[Rows from a figure dataset]
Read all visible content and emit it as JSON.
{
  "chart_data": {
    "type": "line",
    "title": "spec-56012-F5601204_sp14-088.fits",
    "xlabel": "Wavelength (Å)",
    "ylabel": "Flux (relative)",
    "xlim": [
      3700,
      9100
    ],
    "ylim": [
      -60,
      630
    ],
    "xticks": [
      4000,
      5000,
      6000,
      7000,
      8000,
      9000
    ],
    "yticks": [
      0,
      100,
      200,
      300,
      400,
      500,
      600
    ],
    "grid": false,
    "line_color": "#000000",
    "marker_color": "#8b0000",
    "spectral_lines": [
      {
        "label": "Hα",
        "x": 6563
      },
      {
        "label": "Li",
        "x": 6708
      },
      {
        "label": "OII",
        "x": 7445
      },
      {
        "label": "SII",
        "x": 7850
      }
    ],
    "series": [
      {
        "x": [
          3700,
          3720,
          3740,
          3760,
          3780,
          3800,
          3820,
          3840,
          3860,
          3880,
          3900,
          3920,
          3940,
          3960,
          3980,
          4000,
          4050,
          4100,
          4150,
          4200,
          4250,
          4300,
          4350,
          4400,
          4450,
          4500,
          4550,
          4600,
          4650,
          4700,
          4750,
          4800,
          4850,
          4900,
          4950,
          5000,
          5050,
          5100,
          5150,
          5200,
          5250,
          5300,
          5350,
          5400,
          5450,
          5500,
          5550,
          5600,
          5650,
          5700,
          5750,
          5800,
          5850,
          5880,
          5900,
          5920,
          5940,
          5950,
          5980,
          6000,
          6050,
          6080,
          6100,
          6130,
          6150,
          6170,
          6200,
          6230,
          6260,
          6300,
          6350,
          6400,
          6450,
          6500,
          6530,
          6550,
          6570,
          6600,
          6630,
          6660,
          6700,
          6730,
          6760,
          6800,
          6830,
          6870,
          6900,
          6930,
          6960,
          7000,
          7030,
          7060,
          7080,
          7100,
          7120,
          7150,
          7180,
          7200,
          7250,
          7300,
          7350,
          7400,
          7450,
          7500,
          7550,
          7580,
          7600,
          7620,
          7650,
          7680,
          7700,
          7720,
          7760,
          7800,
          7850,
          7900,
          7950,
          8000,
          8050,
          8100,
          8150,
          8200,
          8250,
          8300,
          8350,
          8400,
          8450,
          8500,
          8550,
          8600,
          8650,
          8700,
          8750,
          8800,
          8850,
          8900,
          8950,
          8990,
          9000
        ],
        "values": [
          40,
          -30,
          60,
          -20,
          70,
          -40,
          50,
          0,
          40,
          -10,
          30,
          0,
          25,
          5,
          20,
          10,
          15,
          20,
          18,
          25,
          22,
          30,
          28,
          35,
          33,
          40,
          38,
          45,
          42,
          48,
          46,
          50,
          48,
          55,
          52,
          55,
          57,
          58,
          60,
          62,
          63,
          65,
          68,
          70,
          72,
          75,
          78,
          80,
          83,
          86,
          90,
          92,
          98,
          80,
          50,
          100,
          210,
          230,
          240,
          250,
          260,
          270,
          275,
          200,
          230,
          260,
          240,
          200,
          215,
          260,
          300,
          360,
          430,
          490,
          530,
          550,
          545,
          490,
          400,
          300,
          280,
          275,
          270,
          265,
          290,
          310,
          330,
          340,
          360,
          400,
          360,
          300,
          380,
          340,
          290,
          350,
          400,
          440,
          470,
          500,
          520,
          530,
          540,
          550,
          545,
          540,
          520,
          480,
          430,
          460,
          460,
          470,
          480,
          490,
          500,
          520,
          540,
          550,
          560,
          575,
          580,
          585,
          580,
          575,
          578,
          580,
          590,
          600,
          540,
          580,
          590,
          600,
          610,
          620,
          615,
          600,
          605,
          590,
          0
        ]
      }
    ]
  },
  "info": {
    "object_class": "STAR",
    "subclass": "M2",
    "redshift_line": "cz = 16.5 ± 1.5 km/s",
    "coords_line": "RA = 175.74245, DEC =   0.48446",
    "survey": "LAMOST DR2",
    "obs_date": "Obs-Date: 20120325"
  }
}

(Task brief): Copy out each record, keeping every word as it is.

(Reply to the task):
Read all visible content and emit it as JSON.
{
  "chart_data": {
    "type": "line",
    "title": "spec-56012-F5601204_sp14-088.fits",
    "xlabel": "Wavelength (Å)",
    "ylabel": "Flux (relative)",
    "xlim": [
      3700,
      9100
    ],
    "ylim": [
      -60,
      630
    ],
    "xticks": [
      4000,
      5000,
      6000,
      7000,
      8000,
      9000
    ],
    "yticks": [
      0,
      100,
      200,
      300,
      400,
      500,
      600
    ],
    "grid": false,
    "line_color": "#000000",
    "marker_color": "#8b0000",
    "spectral_lines": [
      {
        "label": "Hα",
        "x": 6563
      },
      {
        "label": "Li",
        "x": 6708
      },
      {
        "label": "OII",
        "x": 7445
      },
      {
        "label": "SII",
        "x": 7850
      }
    ],
    "series": [
      {
        "x": [
          3700,
          3720,
          3740,
          3760,
          3780,
          3800,
          3820,
          3840,
          3860,
          3880,
          3900,
          3920,
          3940,
          3960,
          3980,
          4000,
          4050,
          4100,
          4150,
          4200,
          4250,
          4300,
          4350,
          4400,
          4450,
          4500,
          4550,
          4600,
          4650,
          4700,
          4750,
          4800,
          4850,
          4900,
          4950,
          5000,
          5050,
          5100,
          5150,
          5200,
          5250,
          5300,
          5350,
          5400,
          5450,
          5500,
          5550,
          5600,
          5650,
          5700,
          5750,
          5800,
          5850,
          5880,
          5900,
          5920,
          5940,
          5950,
          5980,
          6000,
          6050,
          6080,
          6100,
          6130,
          6150,
          6170,
          6200,
          6230,
          6260,
          6300,
          6350,
          6400,
          6450,
          6500,
          6530,
          6550,
          6570,
          6600,
          6630,
          6660,
          6700,
          6730,
          6760,
          6800,
          6830,
          6870,
          6900,
          6930,
          6960,
          7000,
          7030,
          7060,
          7080,
          7100,
          7120,
          7150,
          7180,
          7200,
          7250,
          7300,
          7350,
          7400,
          7450,
          7500,
          7550,
          7580,
          7600,
          7620,
          7650,
          7680,
          7700,
          7720,
          7760,
          7800,
          7850,
          7900,
          7950,
          8000,
          8050,
          8100,
          8150,
          8200,
          8250,
          8300,
          8350,
          8400,
          8450,
          8500,
          8550,
          8600,
          8650,
          8700,
          8750,
          8800,
          8850,
          8900,
          8950,
          8990,
          9000
        ],
        "values": [
          40,
          -30,
          60,
          -20,
          70,
          -40,
          50,
          0,
          40,
          -10,
          30,
          0,
          25,
          5,
          20,
          10,
          15,
          20,
          18,
          25,
          22,
          30,
          28,
          35,
          33,
          40,
          38,
          45,
          42,
          48,
          46,
          50,
          48,
          55,
          52,
          55,
          57,
          58,
          60,
          62,
          63,
          65,
          68,
          70,
          72,
          75,
          78,
          80,
          83,
          86,
          90,
          92,
          98,
          80,
          50,
          100,
          210,
          230,
          240,
          250,
          260,
          270,
          275,
          200,
          230,
          260,
          240,
          200,
          215,
          260,
          300,
          360,
          430,
          490,
          530,
          550,
          545,
          490,
          400,
          300,
          280,
          275,
          270,
          265,
          290,
          310,
          330,
          340,
          360,
          400,
          360,
          300,
          380,
          340,
          290,
          350,
          400,
          440,
          470,
          500,
          520,
          530,
          540,
          550,
          545,
          540,
          520,
          480,
          430,
          460,
          460,
          470,
          480,
          490,
          500,
          520,
          540,
          550,
          560,
          575,
          580,
          585,
          580,
          575,
          578,
          580,
          590,
          600,
          540,
          580,
          590,
          600,
          610,
          620,
          615,
          600,
          605,
          590,
          0
        ]
      }
    ]
  },
  "info": {
    "object_class": "STAR",
    "subclass": "M2",
    "redshift_line": "cz = 16.5 ± 1.5 km/s",
    "coords_line": "RA = 175.74245, DEC =   0.48446",
    "survey": "LAMOST DR2",
    "obs_date": "Obs-Date: 20120325"
  }
}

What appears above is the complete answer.